== Provided records

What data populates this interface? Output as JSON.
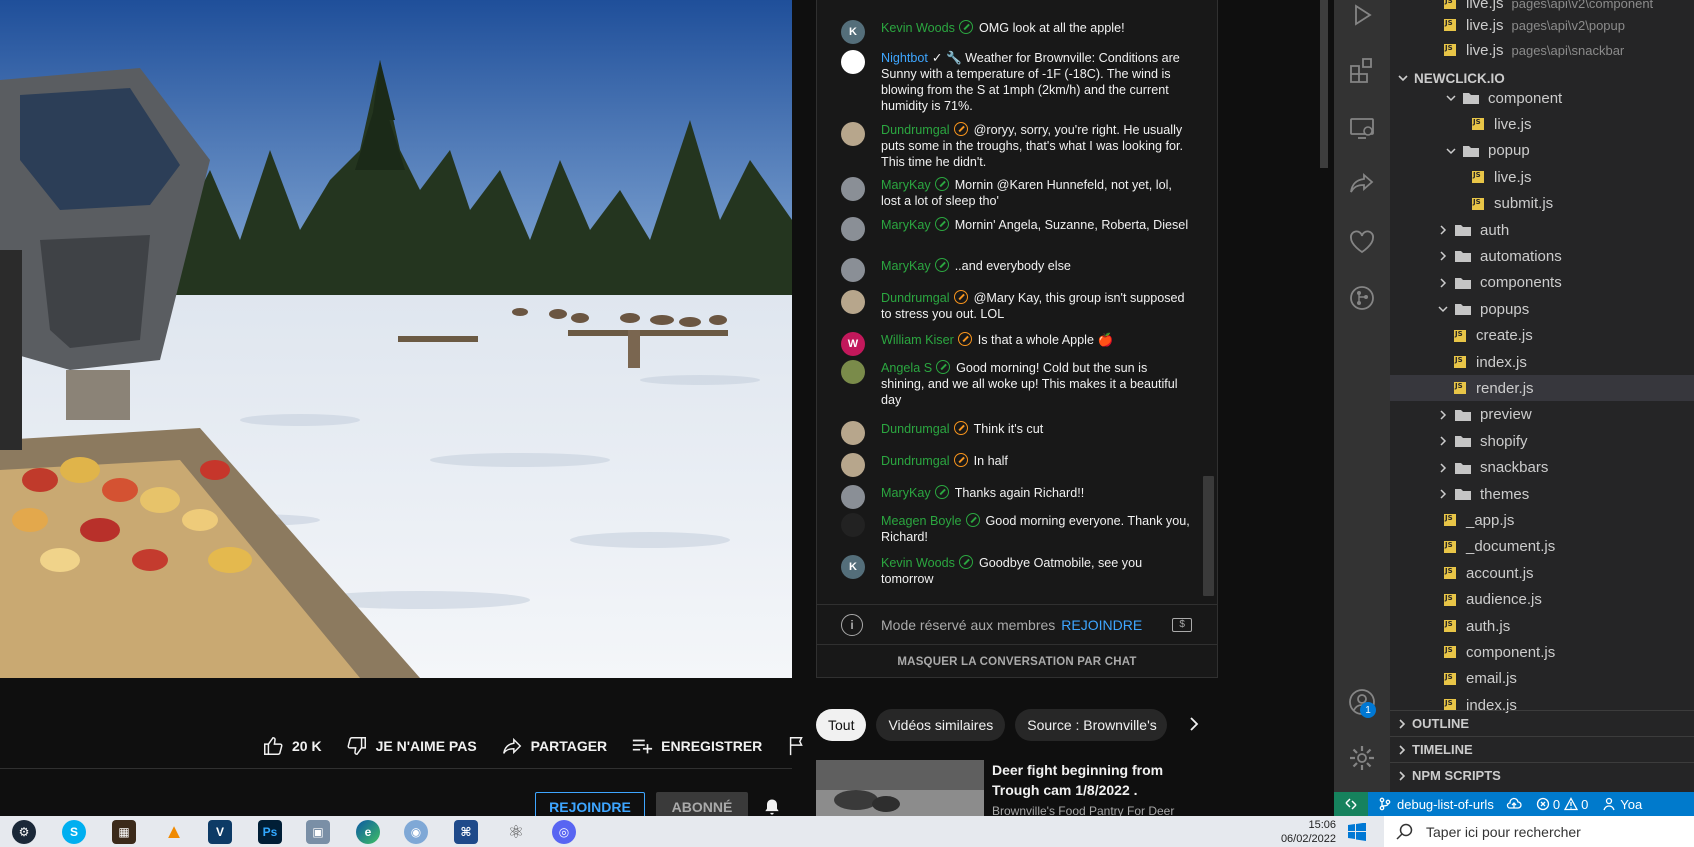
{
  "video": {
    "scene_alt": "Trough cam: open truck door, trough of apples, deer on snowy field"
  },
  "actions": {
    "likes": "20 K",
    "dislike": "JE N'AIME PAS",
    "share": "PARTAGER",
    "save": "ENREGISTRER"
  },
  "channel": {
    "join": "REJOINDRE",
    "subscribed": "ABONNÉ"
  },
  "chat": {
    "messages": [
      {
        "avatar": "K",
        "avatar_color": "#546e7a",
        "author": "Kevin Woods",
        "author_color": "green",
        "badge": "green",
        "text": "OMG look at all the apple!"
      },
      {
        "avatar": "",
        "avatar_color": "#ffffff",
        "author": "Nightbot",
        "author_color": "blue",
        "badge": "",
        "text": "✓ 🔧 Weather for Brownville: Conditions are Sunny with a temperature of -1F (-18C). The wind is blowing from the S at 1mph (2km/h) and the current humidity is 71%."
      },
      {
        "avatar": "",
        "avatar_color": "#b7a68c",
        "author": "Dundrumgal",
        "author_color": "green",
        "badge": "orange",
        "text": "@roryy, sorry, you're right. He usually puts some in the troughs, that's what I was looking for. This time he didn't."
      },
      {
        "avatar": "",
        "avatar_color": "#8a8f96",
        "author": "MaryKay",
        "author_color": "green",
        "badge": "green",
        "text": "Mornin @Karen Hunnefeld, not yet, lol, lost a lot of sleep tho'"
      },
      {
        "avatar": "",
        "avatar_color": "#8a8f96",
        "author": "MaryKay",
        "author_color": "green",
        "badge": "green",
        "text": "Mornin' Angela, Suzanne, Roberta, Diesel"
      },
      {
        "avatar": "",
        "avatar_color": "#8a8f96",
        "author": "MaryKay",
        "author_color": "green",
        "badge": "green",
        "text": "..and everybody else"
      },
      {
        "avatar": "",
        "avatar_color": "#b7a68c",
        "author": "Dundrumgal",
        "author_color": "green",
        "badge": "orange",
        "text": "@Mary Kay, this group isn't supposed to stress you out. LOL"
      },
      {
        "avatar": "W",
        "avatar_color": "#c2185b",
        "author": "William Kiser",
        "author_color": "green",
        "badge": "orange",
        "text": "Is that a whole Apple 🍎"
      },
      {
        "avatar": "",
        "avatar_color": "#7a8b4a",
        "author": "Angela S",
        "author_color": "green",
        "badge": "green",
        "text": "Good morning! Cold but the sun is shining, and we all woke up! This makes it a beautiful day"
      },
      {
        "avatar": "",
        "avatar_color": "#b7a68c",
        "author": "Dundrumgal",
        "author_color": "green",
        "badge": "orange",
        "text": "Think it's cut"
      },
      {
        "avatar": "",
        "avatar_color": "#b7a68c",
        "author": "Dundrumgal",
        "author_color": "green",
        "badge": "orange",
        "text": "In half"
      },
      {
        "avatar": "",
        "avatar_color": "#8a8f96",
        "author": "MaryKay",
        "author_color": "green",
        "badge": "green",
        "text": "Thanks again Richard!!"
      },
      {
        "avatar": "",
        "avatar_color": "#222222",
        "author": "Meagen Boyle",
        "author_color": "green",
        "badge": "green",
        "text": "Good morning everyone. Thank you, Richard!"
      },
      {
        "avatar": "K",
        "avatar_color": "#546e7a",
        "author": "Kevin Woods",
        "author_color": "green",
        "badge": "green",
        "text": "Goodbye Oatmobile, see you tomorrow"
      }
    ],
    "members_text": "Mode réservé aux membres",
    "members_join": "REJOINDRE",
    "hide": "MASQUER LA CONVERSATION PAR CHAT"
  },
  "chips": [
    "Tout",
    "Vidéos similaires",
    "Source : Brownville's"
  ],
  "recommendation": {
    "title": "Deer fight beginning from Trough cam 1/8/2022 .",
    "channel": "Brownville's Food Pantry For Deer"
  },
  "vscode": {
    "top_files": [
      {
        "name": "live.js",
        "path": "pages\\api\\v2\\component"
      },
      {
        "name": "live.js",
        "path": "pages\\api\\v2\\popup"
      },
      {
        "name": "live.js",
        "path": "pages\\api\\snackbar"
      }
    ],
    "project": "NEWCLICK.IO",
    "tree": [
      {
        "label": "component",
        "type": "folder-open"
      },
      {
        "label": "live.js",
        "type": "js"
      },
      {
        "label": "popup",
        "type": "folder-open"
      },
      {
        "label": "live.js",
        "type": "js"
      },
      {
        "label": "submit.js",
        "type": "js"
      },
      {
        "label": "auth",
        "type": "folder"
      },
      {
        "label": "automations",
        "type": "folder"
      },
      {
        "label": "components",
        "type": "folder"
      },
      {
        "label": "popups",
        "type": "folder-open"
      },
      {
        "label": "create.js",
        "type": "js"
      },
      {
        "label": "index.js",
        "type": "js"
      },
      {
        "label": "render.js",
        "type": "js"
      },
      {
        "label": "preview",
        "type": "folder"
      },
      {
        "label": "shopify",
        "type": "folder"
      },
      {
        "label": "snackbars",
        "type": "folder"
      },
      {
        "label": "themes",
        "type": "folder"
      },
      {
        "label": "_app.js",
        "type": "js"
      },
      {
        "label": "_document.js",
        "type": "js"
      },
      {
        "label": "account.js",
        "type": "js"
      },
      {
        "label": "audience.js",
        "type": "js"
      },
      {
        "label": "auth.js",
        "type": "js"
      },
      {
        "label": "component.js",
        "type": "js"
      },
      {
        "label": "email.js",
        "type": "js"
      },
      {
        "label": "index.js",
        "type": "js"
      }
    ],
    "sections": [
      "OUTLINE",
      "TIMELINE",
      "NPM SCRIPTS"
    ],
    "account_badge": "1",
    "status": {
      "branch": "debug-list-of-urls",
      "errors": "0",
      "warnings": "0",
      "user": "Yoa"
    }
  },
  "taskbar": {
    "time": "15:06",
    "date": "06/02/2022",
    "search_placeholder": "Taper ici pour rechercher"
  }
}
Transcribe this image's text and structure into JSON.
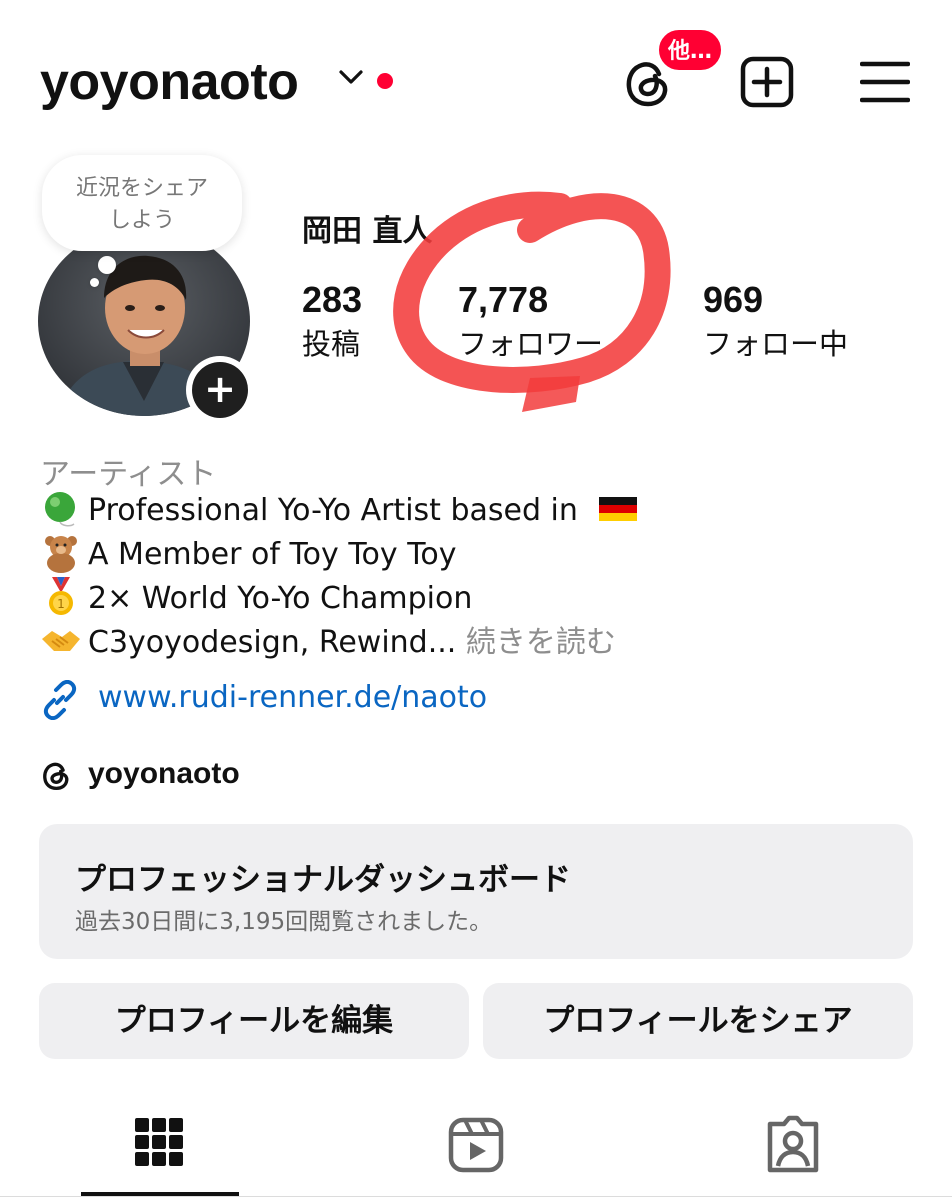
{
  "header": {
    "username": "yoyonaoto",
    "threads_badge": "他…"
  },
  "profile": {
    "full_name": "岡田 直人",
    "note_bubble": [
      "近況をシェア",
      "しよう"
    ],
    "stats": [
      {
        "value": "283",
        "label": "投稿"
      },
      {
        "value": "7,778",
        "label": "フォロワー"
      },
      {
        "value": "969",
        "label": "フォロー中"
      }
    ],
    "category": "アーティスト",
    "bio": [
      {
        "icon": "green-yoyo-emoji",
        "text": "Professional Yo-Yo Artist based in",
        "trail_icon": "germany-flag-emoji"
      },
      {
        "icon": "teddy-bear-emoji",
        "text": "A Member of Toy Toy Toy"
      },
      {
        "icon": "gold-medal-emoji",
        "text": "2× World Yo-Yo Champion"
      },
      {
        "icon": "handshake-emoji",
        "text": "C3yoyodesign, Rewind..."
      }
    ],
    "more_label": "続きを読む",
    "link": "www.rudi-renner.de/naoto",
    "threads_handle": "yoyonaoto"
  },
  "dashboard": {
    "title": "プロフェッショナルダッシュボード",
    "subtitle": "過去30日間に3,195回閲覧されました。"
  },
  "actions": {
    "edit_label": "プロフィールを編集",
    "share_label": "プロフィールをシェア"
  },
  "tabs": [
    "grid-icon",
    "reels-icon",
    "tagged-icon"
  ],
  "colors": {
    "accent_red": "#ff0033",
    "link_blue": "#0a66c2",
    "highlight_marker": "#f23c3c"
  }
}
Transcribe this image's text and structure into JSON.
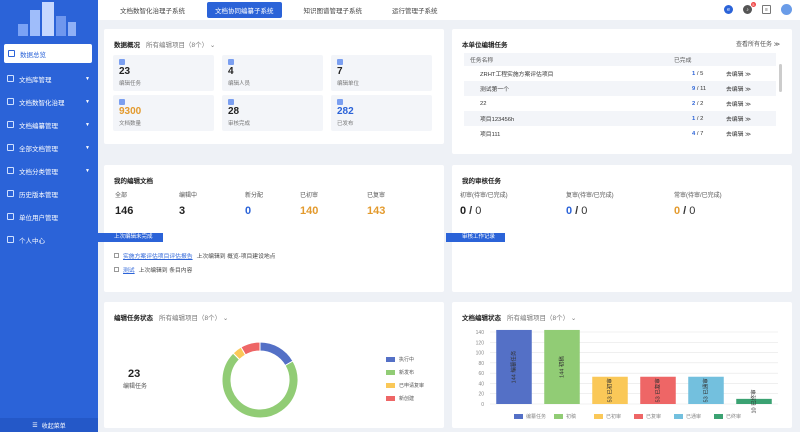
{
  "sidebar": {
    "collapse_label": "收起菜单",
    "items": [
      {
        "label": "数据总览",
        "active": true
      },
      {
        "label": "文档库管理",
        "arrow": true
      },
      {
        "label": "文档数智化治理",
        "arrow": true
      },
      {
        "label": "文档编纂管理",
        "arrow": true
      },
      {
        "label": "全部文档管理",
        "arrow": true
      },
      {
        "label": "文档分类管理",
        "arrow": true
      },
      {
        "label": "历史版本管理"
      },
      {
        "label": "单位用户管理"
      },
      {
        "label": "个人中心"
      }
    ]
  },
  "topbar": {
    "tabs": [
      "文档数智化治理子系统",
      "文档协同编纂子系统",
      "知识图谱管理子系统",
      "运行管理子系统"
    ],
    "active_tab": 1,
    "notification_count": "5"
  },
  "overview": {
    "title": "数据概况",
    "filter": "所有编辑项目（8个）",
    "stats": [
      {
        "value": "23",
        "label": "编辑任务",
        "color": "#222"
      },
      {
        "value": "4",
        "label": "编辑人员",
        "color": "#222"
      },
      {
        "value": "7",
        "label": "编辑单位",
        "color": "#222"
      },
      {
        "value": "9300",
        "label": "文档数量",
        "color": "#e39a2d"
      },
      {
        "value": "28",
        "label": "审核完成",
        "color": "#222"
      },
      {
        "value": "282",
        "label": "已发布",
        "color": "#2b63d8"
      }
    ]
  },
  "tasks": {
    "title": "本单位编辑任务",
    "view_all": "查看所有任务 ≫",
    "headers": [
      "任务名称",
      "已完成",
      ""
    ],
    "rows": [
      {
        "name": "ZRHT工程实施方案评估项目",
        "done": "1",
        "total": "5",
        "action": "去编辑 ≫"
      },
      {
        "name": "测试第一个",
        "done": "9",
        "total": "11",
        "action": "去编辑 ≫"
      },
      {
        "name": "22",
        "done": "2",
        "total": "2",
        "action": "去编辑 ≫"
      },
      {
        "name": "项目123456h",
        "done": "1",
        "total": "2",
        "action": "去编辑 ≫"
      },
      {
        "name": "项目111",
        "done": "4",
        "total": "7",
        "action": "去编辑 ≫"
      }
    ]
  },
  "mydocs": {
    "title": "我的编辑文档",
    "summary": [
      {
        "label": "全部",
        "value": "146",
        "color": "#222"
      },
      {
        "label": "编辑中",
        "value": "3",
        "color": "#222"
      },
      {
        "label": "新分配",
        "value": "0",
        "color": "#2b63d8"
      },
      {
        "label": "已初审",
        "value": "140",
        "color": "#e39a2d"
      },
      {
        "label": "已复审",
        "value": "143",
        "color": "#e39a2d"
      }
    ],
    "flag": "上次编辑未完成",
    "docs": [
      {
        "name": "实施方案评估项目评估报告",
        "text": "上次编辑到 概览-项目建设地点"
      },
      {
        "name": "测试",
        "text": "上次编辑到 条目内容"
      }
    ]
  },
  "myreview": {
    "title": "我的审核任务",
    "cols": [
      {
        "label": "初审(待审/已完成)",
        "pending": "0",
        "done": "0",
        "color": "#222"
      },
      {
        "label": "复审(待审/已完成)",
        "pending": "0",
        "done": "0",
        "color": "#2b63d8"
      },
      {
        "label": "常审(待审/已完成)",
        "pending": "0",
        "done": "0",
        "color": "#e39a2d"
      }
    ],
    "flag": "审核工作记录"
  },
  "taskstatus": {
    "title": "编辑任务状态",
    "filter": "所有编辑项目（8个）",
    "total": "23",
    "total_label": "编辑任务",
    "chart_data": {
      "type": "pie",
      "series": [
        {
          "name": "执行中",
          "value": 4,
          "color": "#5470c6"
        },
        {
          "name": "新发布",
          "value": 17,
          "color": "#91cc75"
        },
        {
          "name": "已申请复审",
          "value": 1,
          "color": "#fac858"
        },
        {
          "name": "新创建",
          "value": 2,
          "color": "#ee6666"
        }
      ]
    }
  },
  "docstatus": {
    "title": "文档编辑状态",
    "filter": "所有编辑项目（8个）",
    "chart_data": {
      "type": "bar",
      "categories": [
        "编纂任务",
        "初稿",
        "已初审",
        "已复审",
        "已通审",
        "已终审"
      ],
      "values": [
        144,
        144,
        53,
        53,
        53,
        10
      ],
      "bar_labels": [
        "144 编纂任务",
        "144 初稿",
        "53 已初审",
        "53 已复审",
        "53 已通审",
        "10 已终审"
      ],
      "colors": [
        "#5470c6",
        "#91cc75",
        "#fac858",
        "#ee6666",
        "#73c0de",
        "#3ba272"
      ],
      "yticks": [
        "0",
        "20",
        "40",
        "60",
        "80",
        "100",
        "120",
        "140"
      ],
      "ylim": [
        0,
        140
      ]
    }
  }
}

====

**What the task requires**
Count every line in the entries above where the word "path" appears; respond with the number alone.

**Finished answer**
3